> Stored data:
++++

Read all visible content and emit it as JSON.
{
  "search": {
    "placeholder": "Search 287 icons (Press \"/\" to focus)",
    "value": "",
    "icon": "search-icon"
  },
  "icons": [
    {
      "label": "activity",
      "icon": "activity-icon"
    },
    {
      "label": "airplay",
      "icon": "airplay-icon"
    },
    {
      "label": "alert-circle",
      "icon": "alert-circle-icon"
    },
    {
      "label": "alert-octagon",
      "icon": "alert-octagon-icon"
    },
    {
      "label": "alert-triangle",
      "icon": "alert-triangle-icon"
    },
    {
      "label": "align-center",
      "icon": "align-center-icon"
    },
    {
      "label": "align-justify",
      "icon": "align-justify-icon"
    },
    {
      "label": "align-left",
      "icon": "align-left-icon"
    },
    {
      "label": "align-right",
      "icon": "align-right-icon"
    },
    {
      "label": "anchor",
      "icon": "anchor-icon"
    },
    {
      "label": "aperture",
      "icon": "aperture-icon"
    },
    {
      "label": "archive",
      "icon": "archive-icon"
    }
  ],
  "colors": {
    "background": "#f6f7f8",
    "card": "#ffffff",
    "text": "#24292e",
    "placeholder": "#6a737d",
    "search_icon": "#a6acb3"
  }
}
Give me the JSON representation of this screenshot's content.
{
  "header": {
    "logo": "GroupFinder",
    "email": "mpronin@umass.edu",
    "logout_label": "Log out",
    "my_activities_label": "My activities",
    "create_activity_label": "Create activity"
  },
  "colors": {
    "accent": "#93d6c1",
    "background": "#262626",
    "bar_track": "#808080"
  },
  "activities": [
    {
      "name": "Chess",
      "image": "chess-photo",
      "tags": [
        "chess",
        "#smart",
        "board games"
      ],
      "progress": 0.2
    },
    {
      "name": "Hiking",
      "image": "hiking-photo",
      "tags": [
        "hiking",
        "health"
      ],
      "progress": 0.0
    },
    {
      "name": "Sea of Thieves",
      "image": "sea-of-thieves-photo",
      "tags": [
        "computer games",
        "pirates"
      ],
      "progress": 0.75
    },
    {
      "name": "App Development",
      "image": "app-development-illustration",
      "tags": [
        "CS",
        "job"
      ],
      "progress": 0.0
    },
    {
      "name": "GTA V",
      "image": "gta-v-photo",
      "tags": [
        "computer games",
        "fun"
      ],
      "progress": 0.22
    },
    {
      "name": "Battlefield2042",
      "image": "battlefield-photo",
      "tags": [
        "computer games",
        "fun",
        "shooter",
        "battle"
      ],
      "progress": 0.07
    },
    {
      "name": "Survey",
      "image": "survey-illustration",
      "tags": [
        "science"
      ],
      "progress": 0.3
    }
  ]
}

++++

> Goal:
List all lines in the material containing the string "JSON".

> Answer to this exercise:
Read all visible content and emit it as JSON.
Give me the JSON representation of this screenshot's content.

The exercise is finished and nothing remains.